**STATED GOAL:**
Looking at the data below, count the lines that contain the string "Predicted". Write only the total.

**DATA EXCERPTS:**
============

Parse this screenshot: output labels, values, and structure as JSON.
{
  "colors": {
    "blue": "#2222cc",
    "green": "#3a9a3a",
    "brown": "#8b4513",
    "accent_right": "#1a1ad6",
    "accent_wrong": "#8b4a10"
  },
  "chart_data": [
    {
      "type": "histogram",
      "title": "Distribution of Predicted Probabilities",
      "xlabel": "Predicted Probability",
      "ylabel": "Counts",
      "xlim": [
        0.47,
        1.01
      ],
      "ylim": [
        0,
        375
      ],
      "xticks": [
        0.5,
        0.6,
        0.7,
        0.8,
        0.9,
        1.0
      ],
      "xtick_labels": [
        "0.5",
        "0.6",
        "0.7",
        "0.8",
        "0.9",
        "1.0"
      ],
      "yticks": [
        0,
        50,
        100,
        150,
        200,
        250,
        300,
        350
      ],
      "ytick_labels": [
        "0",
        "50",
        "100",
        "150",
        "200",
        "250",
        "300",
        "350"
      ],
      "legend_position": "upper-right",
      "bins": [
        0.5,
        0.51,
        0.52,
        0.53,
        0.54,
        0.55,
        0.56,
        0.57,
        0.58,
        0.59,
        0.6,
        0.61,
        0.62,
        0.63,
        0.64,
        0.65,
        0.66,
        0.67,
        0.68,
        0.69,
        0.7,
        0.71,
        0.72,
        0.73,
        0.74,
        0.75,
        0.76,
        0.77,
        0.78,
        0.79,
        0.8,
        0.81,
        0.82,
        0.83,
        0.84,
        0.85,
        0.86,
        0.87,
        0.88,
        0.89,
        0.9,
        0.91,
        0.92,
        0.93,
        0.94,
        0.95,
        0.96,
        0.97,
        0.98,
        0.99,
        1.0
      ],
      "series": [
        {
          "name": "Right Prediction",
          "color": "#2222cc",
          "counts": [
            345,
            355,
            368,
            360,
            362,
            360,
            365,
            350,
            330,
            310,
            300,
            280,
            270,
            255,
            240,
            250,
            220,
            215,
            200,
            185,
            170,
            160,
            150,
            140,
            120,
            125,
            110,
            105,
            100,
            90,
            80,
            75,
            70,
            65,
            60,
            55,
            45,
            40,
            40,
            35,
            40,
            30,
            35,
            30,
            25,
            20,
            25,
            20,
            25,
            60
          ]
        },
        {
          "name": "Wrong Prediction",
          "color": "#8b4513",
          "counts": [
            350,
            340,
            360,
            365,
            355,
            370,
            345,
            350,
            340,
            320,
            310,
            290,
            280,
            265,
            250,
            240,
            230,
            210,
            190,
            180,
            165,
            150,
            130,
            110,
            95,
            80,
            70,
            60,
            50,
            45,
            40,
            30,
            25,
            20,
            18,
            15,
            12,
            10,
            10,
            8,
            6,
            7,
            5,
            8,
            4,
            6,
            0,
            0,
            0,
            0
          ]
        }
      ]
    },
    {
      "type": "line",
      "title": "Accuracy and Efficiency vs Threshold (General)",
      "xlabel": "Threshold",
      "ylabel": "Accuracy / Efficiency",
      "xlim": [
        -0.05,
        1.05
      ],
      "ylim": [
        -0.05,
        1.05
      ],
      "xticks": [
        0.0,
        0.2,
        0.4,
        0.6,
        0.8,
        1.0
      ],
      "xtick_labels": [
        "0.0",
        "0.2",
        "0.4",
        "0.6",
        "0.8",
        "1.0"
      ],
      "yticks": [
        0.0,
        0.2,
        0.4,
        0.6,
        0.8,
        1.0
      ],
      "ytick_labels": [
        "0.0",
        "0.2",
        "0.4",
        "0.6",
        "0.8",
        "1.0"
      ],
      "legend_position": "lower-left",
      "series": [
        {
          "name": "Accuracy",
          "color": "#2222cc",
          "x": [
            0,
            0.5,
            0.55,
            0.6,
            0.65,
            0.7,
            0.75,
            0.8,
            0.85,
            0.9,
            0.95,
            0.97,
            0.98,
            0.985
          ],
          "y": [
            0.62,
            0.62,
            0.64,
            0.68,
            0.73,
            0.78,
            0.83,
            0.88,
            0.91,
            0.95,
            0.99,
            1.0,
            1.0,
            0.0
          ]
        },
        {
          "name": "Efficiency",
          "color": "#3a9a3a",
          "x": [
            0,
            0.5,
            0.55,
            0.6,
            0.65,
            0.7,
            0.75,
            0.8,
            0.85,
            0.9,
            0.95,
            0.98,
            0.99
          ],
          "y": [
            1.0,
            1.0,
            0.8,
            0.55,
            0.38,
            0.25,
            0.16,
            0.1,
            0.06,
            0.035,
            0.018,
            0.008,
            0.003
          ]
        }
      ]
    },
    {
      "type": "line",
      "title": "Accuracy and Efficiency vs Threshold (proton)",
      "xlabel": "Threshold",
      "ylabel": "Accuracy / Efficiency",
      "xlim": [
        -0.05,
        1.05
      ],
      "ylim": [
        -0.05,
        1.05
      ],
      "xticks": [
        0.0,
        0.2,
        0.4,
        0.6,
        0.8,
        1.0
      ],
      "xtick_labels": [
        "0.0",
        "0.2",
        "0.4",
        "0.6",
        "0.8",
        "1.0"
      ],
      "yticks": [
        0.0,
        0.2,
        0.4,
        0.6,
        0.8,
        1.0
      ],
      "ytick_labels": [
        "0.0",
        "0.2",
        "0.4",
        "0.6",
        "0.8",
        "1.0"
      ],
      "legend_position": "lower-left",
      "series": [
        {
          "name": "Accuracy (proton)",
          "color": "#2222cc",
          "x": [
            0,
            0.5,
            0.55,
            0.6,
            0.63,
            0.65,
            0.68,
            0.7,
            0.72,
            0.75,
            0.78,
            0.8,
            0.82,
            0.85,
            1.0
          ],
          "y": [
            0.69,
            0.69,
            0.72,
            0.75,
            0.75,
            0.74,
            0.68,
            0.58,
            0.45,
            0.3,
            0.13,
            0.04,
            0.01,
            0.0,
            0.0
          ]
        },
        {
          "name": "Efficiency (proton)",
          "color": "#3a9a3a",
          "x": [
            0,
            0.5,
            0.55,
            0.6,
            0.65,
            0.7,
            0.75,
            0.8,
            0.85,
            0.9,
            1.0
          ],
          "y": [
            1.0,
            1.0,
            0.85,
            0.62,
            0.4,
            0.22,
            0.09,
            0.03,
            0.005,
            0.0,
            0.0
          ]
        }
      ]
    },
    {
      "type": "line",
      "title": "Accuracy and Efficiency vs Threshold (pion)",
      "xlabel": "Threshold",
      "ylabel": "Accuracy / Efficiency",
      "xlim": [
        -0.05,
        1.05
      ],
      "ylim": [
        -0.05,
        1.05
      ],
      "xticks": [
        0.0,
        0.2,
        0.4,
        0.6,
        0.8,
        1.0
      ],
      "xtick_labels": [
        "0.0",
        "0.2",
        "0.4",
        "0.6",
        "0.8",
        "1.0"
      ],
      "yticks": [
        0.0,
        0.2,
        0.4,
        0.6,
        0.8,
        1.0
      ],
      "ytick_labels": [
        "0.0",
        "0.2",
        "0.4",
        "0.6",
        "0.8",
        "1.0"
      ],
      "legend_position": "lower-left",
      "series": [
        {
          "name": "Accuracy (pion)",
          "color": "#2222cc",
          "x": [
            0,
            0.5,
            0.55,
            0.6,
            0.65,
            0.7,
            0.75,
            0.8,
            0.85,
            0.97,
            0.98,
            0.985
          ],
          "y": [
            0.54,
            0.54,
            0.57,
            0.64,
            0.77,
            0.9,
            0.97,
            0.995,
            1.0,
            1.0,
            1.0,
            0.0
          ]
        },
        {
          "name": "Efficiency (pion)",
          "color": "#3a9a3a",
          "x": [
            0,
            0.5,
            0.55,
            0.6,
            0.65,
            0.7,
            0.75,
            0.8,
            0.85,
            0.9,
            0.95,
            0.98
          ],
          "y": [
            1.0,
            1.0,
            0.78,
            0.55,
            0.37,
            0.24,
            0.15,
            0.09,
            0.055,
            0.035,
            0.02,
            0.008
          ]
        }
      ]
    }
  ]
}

============

**OUTPUT:**
2